## BEGIN Records to process

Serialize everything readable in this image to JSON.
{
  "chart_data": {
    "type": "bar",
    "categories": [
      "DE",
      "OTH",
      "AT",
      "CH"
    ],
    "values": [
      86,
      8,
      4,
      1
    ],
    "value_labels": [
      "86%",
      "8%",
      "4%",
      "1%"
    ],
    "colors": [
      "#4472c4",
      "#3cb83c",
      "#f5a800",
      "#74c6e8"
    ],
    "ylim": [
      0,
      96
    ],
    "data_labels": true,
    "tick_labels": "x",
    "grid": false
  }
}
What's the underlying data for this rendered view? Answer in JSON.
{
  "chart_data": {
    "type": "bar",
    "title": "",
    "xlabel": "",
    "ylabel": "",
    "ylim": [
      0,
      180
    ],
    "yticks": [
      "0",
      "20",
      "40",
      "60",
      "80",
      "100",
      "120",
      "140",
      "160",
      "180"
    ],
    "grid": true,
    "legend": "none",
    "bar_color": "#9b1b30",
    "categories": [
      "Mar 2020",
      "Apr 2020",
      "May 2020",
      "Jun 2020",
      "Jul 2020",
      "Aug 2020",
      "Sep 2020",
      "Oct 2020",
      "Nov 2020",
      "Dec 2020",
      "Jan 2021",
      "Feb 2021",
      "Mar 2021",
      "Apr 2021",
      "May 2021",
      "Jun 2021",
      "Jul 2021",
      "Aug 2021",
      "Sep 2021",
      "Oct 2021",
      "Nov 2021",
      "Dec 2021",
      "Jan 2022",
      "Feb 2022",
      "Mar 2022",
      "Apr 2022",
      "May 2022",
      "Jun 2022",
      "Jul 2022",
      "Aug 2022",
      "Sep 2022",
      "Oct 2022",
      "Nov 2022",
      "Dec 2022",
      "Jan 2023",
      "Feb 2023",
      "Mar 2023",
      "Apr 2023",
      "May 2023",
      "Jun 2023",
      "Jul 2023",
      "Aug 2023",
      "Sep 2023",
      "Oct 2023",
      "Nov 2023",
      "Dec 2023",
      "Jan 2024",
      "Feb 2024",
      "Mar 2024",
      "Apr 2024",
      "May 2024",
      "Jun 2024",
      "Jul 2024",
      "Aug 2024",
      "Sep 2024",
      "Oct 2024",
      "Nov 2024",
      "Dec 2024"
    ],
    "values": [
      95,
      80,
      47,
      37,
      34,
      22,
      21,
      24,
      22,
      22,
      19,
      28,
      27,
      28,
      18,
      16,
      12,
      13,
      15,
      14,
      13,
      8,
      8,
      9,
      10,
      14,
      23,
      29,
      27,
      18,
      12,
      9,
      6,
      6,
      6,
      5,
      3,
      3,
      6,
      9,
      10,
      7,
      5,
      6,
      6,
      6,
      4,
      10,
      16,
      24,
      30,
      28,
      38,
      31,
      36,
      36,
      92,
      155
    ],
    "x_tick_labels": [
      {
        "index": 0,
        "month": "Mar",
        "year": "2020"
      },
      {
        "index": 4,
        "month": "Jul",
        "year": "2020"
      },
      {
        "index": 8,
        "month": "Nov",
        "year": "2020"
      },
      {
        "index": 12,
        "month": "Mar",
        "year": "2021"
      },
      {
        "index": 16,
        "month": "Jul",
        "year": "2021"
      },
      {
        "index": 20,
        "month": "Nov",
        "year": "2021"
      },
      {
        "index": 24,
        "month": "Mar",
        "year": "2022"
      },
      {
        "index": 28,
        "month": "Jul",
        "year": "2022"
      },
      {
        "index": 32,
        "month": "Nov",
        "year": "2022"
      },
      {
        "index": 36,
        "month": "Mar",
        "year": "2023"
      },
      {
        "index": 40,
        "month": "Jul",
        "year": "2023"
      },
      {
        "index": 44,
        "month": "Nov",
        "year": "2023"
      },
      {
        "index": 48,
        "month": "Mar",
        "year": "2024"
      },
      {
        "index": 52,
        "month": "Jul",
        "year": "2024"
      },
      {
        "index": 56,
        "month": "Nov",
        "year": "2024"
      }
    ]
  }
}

## END Records to process

Type the material above out again, exactly.

| Completed exercise |
Serialize everything readable in this image to JSON.
{
  "chart_data": {
    "type": "bar",
    "categories": [
      "DE",
      "OTH",
      "AT",
      "CH"
    ],
    "values": [
      86,
      8,
      4,
      1
    ],
    "value_labels": [
      "86%",
      "8%",
      "4%",
      "1%"
    ],
    "colors": [
      "#4472c4",
      "#3cb83c",
      "#f5a800",
      "#74c6e8"
    ],
    "ylim": [
      0,
      96
    ],
    "data_labels": true,
    "tick_labels": "x",
    "grid": false
  }
}
What's the underlying data for this rendered view? Answer in JSON.
{
  "chart_data": {
    "type": "bar",
    "title": "",
    "xlabel": "",
    "ylabel": "",
    "ylim": [
      0,
      180
    ],
    "yticks": [
      "0",
      "20",
      "40",
      "60",
      "80",
      "100",
      "120",
      "140",
      "160",
      "180"
    ],
    "grid": true,
    "legend": "none",
    "bar_color": "#9b1b30",
    "categories": [
      "Mar 2020",
      "Apr 2020",
      "May 2020",
      "Jun 2020",
      "Jul 2020",
      "Aug 2020",
      "Sep 2020",
      "Oct 2020",
      "Nov 2020",
      "Dec 2020",
      "Jan 2021",
      "Feb 2021",
      "Mar 2021",
      "Apr 2021",
      "May 2021",
      "Jun 2021",
      "Jul 2021",
      "Aug 2021",
      "Sep 2021",
      "Oct 2021",
      "Nov 2021",
      "Dec 2021",
      "Jan 2022",
      "Feb 2022",
      "Mar 2022",
      "Apr 2022",
      "May 2022",
      "Jun 2022",
      "Jul 2022",
      "Aug 2022",
      "Sep 2022",
      "Oct 2022",
      "Nov 2022",
      "Dec 2022",
      "Jan 2023",
      "Feb 2023",
      "Mar 2023",
      "Apr 2023",
      "May 2023",
      "Jun 2023",
      "Jul 2023",
      "Aug 2023",
      "Sep 2023",
      "Oct 2023",
      "Nov 2023",
      "Dec 2023",
      "Jan 2024",
      "Feb 2024",
      "Mar 2024",
      "Apr 2024",
      "May 2024",
      "Jun 2024",
      "Jul 2024",
      "Aug 2024",
      "Sep 2024",
      "Oct 2024",
      "Nov 2024",
      "Dec 2024"
    ],
    "values": [
      95,
      80,
      47,
      37,
      34,
      22,
      21,
      24,
      22,
      22,
      19,
      28,
      27,
      28,
      18,
      16,
      12,
      13,
      15,
      14,
      13,
      8,
      8,
      9,
      10,
      14,
      23,
      29,
      27,
      18,
      12,
      9,
      6,
      6,
      6,
      5,
      3,
      3,
      6,
      9,
      10,
      7,
      5,
      6,
      6,
      6,
      4,
      10,
      16,
      24,
      30,
      28,
      38,
      31,
      36,
      36,
      92,
      155
    ],
    "x_tick_labels": [
      {
        "index": 0,
        "month": "Mar",
        "year": "2020"
      },
      {
        "index": 4,
        "month": "Jul",
        "year": "2020"
      },
      {
        "index": 8,
        "month": "Nov",
        "year": "2020"
      },
      {
        "index": 12,
        "month": "Mar",
        "year": "2021"
      },
      {
        "index": 16,
        "month": "Jul",
        "year": "2021"
      },
      {
        "index": 20,
        "month": "Nov",
        "year": "2021"
      },
      {
        "index": 24,
        "month": "Mar",
        "year": "2022"
      },
      {
        "index": 28,
        "month": "Jul",
        "year": "2022"
      },
      {
        "index": 32,
        "month": "Nov",
        "year": "2022"
      },
      {
        "index": 36,
        "month": "Mar",
        "year": "2023"
      },
      {
        "index": 40,
        "month": "Jul",
        "year": "2023"
      },
      {
        "index": 44,
        "month": "Nov",
        "year": "2023"
      },
      {
        "index": 48,
        "month": "Mar",
        "year": "2024"
      },
      {
        "index": 52,
        "month": "Jul",
        "year": "2024"
      },
      {
        "index": 56,
        "month": "Nov",
        "year": "2024"
      }
    ]
  }
}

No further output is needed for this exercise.